Collected data entries:
━━━━━━━━━━━━━━━━
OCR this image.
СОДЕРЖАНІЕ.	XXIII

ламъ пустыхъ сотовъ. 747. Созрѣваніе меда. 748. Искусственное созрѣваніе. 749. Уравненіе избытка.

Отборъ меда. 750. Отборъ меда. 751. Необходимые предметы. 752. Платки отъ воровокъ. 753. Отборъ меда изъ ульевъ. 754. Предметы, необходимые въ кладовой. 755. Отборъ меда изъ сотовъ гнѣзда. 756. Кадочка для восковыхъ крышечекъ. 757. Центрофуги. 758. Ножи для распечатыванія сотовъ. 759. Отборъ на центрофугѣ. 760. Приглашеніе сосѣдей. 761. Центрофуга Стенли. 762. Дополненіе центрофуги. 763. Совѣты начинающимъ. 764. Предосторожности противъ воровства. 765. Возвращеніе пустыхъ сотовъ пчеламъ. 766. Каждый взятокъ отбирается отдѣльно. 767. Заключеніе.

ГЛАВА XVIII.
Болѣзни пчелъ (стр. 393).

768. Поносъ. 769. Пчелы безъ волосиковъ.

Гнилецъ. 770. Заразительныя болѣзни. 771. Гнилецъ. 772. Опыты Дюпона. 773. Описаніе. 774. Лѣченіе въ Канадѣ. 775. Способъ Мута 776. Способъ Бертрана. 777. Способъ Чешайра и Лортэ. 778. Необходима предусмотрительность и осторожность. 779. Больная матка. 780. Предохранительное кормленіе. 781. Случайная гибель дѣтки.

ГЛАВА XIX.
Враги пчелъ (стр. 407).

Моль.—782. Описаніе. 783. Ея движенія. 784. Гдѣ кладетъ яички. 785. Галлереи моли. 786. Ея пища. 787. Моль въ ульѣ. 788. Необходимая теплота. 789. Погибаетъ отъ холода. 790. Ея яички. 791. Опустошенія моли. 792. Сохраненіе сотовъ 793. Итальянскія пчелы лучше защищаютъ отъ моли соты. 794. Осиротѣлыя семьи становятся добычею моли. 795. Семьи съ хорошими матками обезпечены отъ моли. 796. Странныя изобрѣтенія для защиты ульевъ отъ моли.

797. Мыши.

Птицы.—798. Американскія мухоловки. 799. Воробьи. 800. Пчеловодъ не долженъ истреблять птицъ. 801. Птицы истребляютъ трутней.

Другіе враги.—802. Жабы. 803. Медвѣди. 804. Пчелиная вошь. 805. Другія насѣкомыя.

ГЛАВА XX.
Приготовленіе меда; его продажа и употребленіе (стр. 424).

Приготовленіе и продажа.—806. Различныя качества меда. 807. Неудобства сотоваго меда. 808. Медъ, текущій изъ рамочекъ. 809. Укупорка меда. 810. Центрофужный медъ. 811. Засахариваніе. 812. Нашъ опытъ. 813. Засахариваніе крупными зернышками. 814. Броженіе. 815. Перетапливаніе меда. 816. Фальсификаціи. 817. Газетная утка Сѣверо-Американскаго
━━━━━━━━━━━━━━━━
**TASK DIRECTIONS:** Repeat the data precisely, reproducing every entry.

**WRITTEN RESPONSE:**
OCR this image.
СОДЕРЖАНІЕ.	XXIII

ламъ пустыхъ сотовъ. 747. Созрѣваніе меда. 748. Искусственное созрѣваніе. 749. Уравненіе избытка.

Отборъ меда. 750. Отборъ меда. 751. Необходимые предметы. 752. Платки отъ воровокъ. 753. Отборъ меда изъ ульевъ. 754. Предметы, необходимые въ кладовой. 755. Отборъ меда изъ сотовъ гнѣзда. 756. Кадочка для восковыхъ крышечекъ. 757. Центрофуги. 758. Ножи для распечатыванія сотовъ. 759. Отборъ на центрофугѣ. 760. Приглашеніе сосѣдей. 761. Центрофуга Стенли. 762. Дополненіе центрофуги. 763. Совѣты начинающимъ. 764. Предосторожности противъ воровства. 765. Возвращеніе пустыхъ сотовъ пчеламъ. 766. Каждый взятокъ отбирается отдѣльно. 767. Заключеніе.

ГЛАВА XVIII.
Болѣзни пчелъ (стр. 393).

768. Поносъ. 769. Пчелы безъ волосиковъ.

Гнилецъ. 770. Заразительныя болѣзни. 771. Гнилецъ. 772. Опыты Дюпона. 773. Описаніе. 774. Лѣченіе въ Канадѣ. 775. Способъ Мута 776. Способъ Бертрана. 777. Способъ Чешайра и Лортэ. 778. Необходима предусмотрительность и осторожность. 779. Больная матка. 780. Предохранительное кормленіе. 781. Случайная гибель дѣтки.

ГЛАВА XIX.
Враги пчелъ (стр. 407).

Моль.—782. Описаніе. 783. Ея движенія. 784. Гдѣ кладетъ яички. 785. Галлереи моли. 786. Ея пища. 787. Моль въ ульѣ. 788. Необходимая теплота. 789. Погибаетъ отъ холода. 790. Ея яички. 791. Опустошенія моли. 792. Сохраненіе сотовъ 793. Итальянскія пчелы лучше защищаютъ отъ моли соты. 794. Осиротѣлыя семьи становятся добычею моли. 795. Семьи съ хорошими матками обезпечены отъ моли. 796. Странныя изобрѣтенія для защиты ульевъ отъ моли.

797. Мыши.

Птицы.—798. Американскія мухоловки. 799. Воробьи. 800. Пчеловодъ не долженъ истреблять птицъ. 801. Птицы истребляютъ трутней.

Другіе враги.—802. Жабы. 803. Медвѣди. 804. Пчелиная вошь. 805. Другія насѣкомыя.

ГЛАВА XX.
Приготовленіе меда; его продажа и употребленіе (стр. 424).

Приготовленіе и продажа.—806. Различныя качества меда. 807. Неудобства сотоваго меда. 808. Медъ, текущій изъ рамочекъ. 809. Укупорка меда. 810. Центрофужный медъ. 811. Засахариваніе. 812. Нашъ опытъ. 813. Засахариваніе крупными зернышками. 814. Броженіе. 815. Перетапливаніе меда. 816. Фальсификаціи. 817. Газетная утка Сѣверо-Американскаго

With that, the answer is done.